Collection entries
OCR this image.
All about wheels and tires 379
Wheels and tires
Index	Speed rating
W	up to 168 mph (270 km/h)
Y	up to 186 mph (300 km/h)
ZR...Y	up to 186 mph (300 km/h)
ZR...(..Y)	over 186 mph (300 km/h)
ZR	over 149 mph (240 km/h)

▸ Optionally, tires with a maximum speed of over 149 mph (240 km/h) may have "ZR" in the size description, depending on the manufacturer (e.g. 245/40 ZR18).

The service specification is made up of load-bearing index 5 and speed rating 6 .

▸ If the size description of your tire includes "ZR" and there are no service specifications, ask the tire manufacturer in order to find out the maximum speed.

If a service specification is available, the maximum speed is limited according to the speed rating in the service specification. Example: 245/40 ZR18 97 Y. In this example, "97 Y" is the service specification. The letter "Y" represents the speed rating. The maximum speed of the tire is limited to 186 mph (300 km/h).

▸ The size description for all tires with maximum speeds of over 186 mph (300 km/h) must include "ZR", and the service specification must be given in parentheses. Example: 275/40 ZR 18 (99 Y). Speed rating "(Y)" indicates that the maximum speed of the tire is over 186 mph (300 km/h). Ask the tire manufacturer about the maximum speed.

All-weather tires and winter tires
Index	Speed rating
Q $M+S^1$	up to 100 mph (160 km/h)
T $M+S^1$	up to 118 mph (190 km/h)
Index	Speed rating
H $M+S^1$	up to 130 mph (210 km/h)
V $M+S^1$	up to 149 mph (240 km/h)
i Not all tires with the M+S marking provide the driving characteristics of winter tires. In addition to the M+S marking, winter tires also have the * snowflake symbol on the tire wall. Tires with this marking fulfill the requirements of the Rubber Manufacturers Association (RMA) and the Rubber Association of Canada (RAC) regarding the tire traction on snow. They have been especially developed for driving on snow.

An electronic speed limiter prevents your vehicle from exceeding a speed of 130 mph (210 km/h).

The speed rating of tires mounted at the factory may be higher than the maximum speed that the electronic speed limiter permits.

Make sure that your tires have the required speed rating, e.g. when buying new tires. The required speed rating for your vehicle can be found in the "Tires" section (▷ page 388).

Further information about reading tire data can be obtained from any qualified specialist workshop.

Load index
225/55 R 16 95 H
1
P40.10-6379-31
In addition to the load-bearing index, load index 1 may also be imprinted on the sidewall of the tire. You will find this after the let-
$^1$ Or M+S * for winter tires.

GIVEN INSTRUCTION :: Return all the data exactly as given.

WRITTEN RESPONSE ::
OCR this image.
All about wheels and tires 379
Wheels and tires
Index	Speed rating
W	up to 168 mph (270 km/h)
Y	up to 186 mph (300 km/h)
ZR...Y	up to 186 mph (300 km/h)
ZR...(..Y)	over 186 mph (300 km/h)
ZR	over 149 mph (240 km/h)

▸ Optionally, tires with a maximum speed of over 149 mph (240 km/h) may have "ZR" in the size description, depending on the manufacturer (e.g. 245/40 ZR18).

The service specification is made up of load-bearing index 5 and speed rating 6 .

▸ If the size description of your tire includes "ZR" and there are no service specifications, ask the tire manufacturer in order to find out the maximum speed.

If a service specification is available, the maximum speed is limited according to the speed rating in the service specification. Example: 245/40 ZR18 97 Y. In this example, "97 Y" is the service specification. The letter "Y" represents the speed rating. The maximum speed of the tire is limited to 186 mph (300 km/h).

▸ The size description for all tires with maximum speeds of over 186 mph (300 km/h) must include "ZR", and the service specification must be given in parentheses. Example: 275/40 ZR 18 (99 Y). Speed rating "(Y)" indicates that the maximum speed of the tire is over 186 mph (300 km/h). Ask the tire manufacturer about the maximum speed.

All-weather tires and winter tires
Index	Speed rating
Q $M+S^1$	up to 100 mph (160 km/h)
T $M+S^1$	up to 118 mph (190 km/h)
Index	Speed rating
H $M+S^1$	up to 130 mph (210 km/h)
V $M+S^1$	up to 149 mph (240 km/h)
i Not all tires with the M+S marking provide the driving characteristics of winter tires. In addition to the M+S marking, winter tires also have the * snowflake symbol on the tire wall. Tires with this marking fulfill the requirements of the Rubber Manufacturers Association (RMA) and the Rubber Association of Canada (RAC) regarding the tire traction on snow. They have been especially developed for driving on snow.

An electronic speed limiter prevents your vehicle from exceeding a speed of 130 mph (210 km/h).

The speed rating of tires mounted at the factory may be higher than the maximum speed that the electronic speed limiter permits.

Make sure that your tires have the required speed rating, e.g. when buying new tires. The required speed rating for your vehicle can be found in the "Tires" section (▷ page 388).

Further information about reading tire data can be obtained from any qualified specialist workshop.

Load index
225/55 R 16 95 H
1
P40.10-6379-31
In addition to the load-bearing index, load index 1 may also be imprinted on the sidewall of the tire. You will find this after the let-
$^1$ Or M+S * for winter tires.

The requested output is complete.